(Records about charts and figures)

-- START --

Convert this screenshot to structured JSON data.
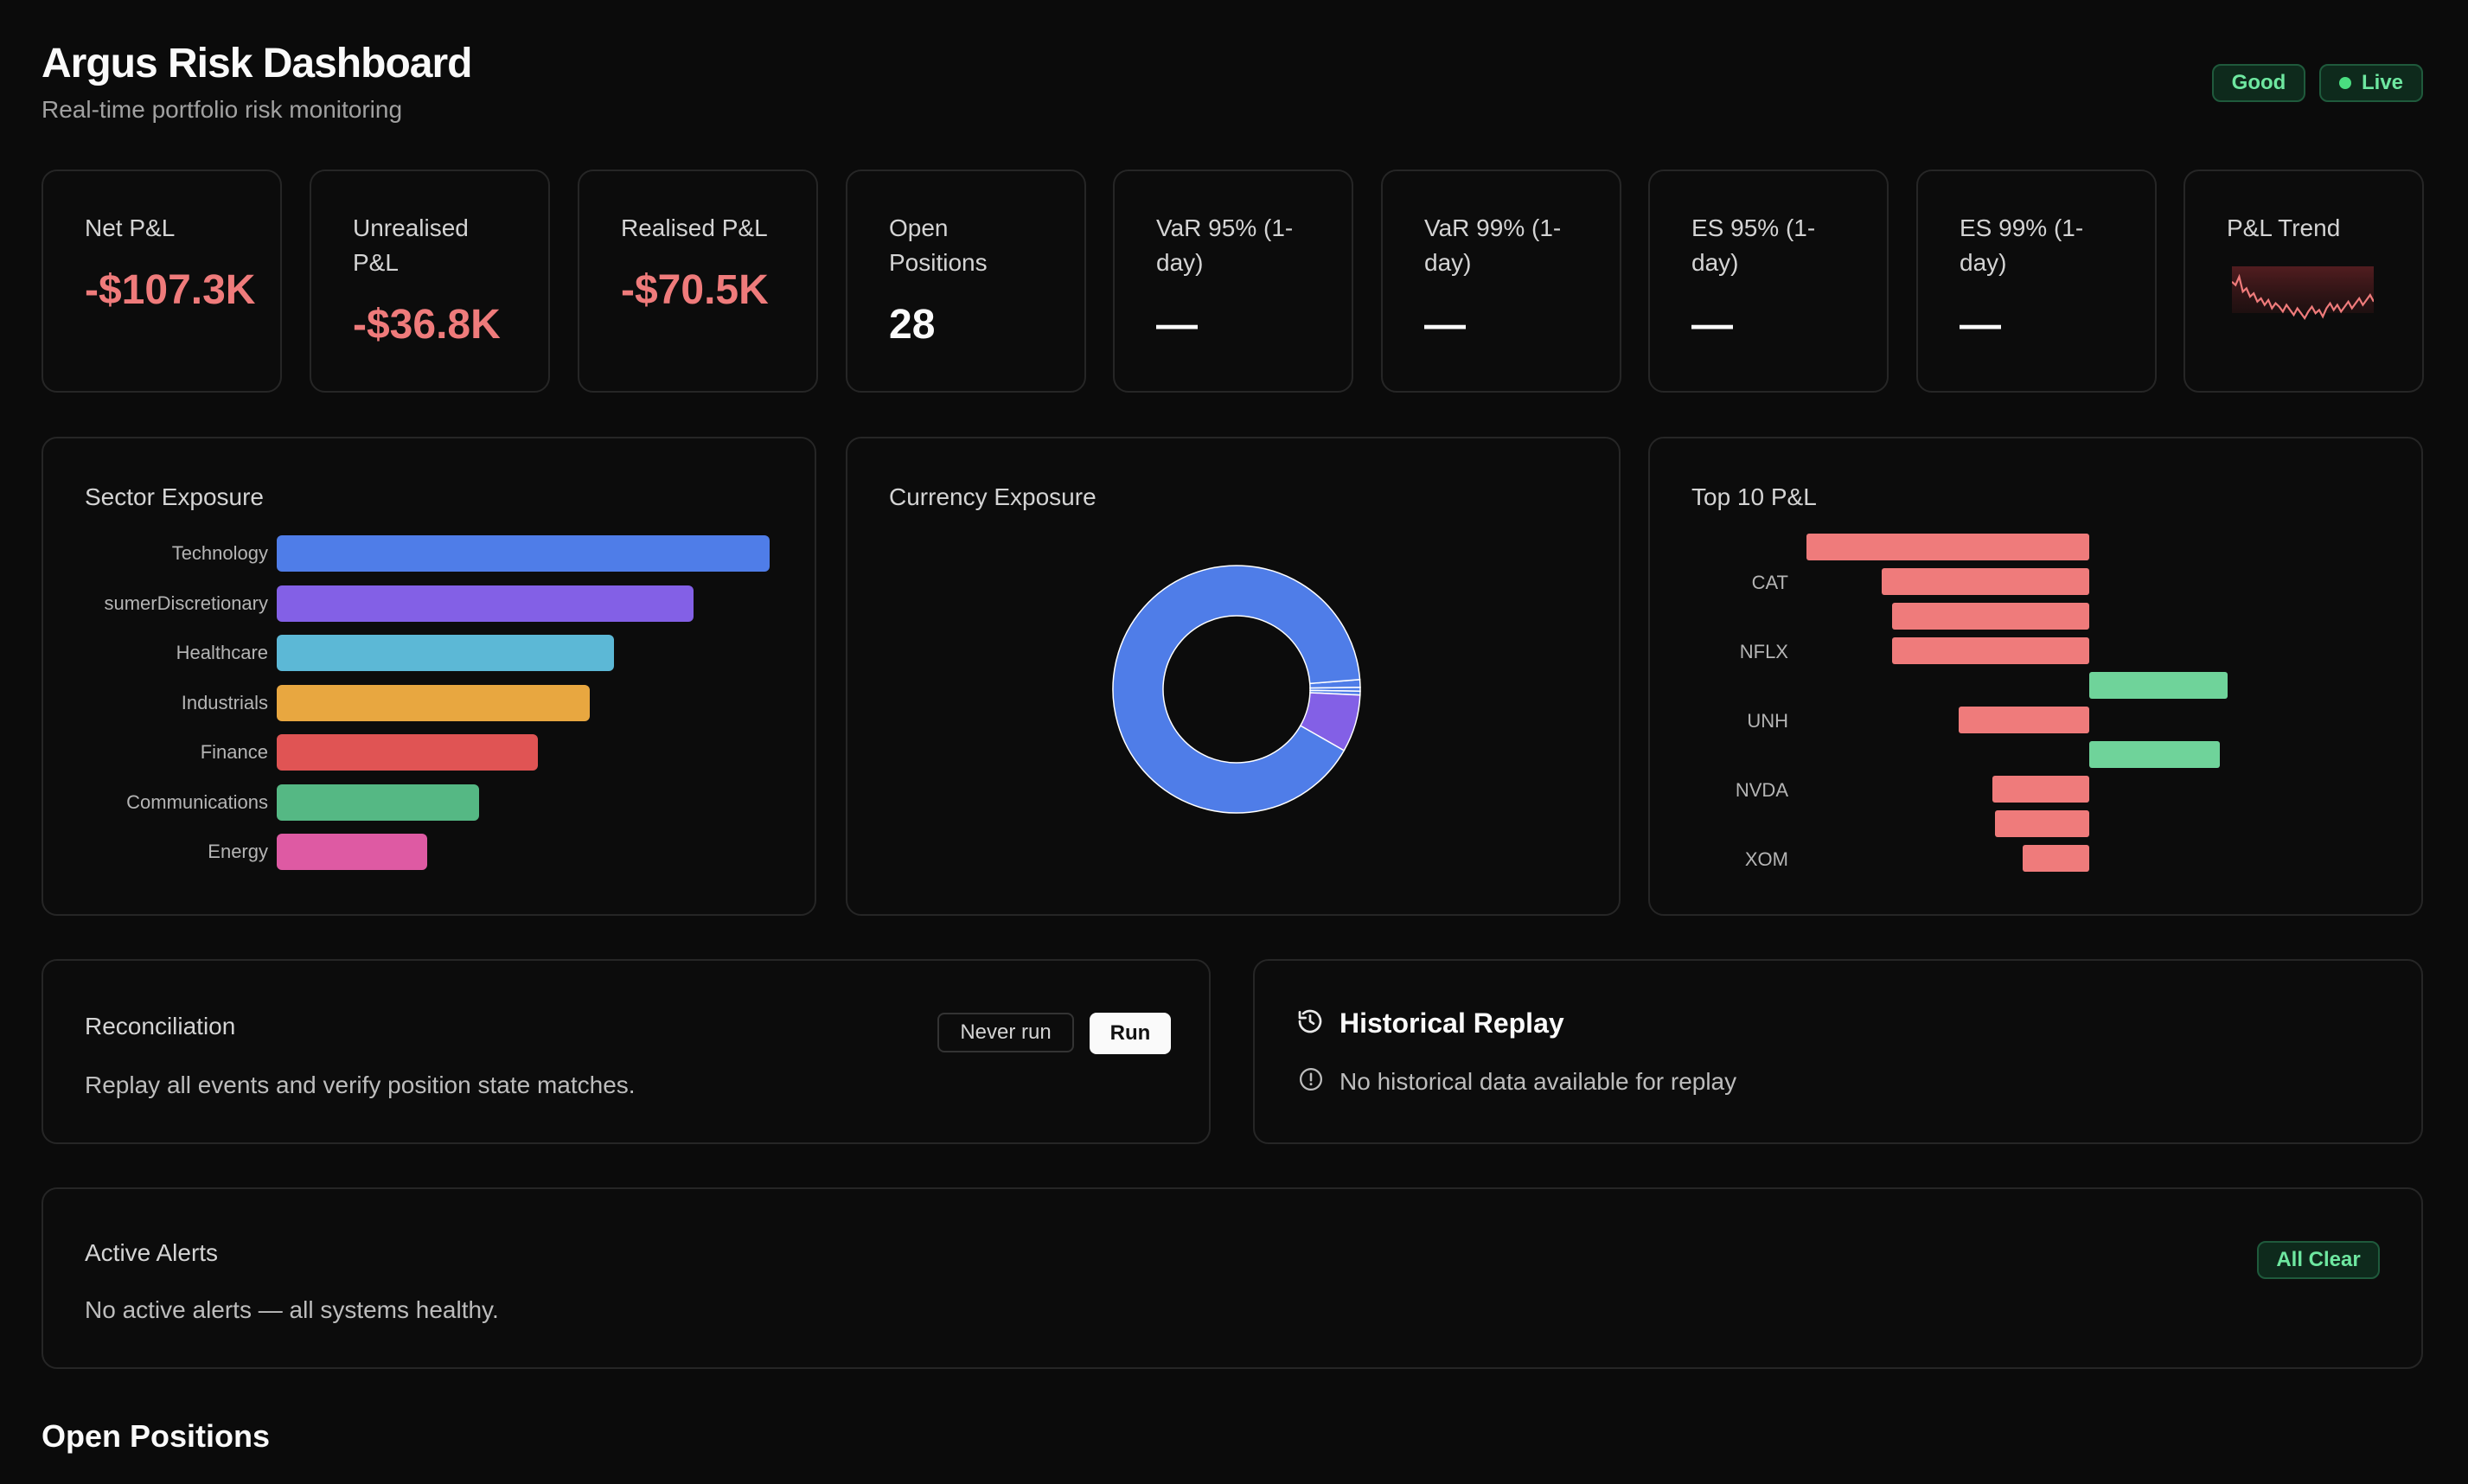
{
  "header": {
    "title": "Argus Risk Dashboard",
    "subtitle": "Real-time portfolio risk monitoring",
    "status_badge": "Good",
    "live_badge": "Live"
  },
  "kpis": [
    {
      "label": "Net P&L",
      "value": "-$107.3K"
    },
    {
      "label": "Unrealised P&L",
      "value": "-$36.8K"
    },
    {
      "label": "Realised P&L",
      "value": "-$70.5K"
    },
    {
      "label": "Open Positions",
      "value": "28"
    },
    {
      "label": "VaR 95% (1-day)",
      "value": "—"
    },
    {
      "label": "VaR 99% (1-day)",
      "value": "—"
    },
    {
      "label": "ES 95% (1-day)",
      "value": "—"
    },
    {
      "label": "ES 99% (1-day)",
      "value": "—"
    },
    {
      "label": "P&L Trend",
      "value": ""
    }
  ],
  "colors": {
    "negative": "#ef7b7b",
    "positive": "#6fd39a",
    "accent_blue": "#4f7de8",
    "accent_purple": "#8360e6"
  },
  "sparkline": {
    "values": [
      0,
      -2,
      3,
      -6,
      -4,
      -9,
      -7,
      -12,
      -10,
      -14,
      -11,
      -16,
      -13,
      -15,
      -18,
      -14,
      -17,
      -20,
      -16,
      -19,
      -22,
      -18,
      -15,
      -19,
      -17,
      -21,
      -16,
      -13,
      -17,
      -14,
      -18,
      -15,
      -12,
      -16,
      -13,
      -10,
      -14,
      -11,
      -8,
      -12
    ]
  },
  "sector_exposure": {
    "title": "Sector Exposure",
    "chart_data": {
      "type": "bar",
      "orientation": "horizontal",
      "categories": [
        "Technology",
        "sumerDiscretionary",
        "Healthcare",
        "Industrials",
        "Finance",
        "Communications",
        "Energy"
      ],
      "values": [
        100,
        84.5,
        68.5,
        63.5,
        53,
        41,
        30.5
      ],
      "colors": [
        "#4f7de8",
        "#8360e6",
        "#5cb8d6",
        "#e8a740",
        "#e05454",
        "#55b884",
        "#de5aa3"
      ]
    }
  },
  "currency_exposure": {
    "title": "Currency Exposure",
    "chart_data": {
      "type": "pie",
      "donut": true,
      "values": [
        90.5,
        7.5,
        1,
        0.5,
        0.5
      ],
      "colors": [
        "#4f7de8",
        "#8360e6",
        "#4f7de8",
        "#4f7de8",
        "#4f7de8"
      ]
    }
  },
  "top_pnl": {
    "title": "Top 10 P&L",
    "chart_data": {
      "type": "bar",
      "orientation": "horizontal",
      "categories": [
        "",
        "CAT",
        "",
        "NFLX",
        "",
        "UNH",
        "",
        "NVDA",
        "",
        "XOM"
      ],
      "values": [
        -10.2,
        -7.5,
        -7.1,
        -7.1,
        5.0,
        -4.7,
        4.7,
        -3.5,
        -3.4,
        -2.4
      ],
      "xlim": [
        -10.2,
        5.0
      ]
    }
  },
  "reconciliation": {
    "title": "Reconciliation",
    "status_button": "Never run",
    "run_button": "Run",
    "description": "Replay all events and verify position state matches."
  },
  "historical_replay": {
    "title": "Historical Replay",
    "message": "No historical data available for replay"
  },
  "alerts": {
    "title": "Active Alerts",
    "badge": "All Clear",
    "message": "No active alerts — all systems healthy."
  },
  "open_positions": {
    "heading": "Open Positions"
  }
}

-- END --

» **Do this**:
Filter out all lines lacking the word "label" and copy the rest.

» **Finished answer**:
      "label": "Net P&L",
      "label": "Unrealised P&L",
      "label": "Realised P&L",
      "label": "Open Positions",
      "label": "VaR 95% (1-day)",
      "label": "VaR 99% (1-day)",
      "label": "ES 95% (1-day)",
      "label": "ES 99% (1-day)",
      "label": "P&L Trend",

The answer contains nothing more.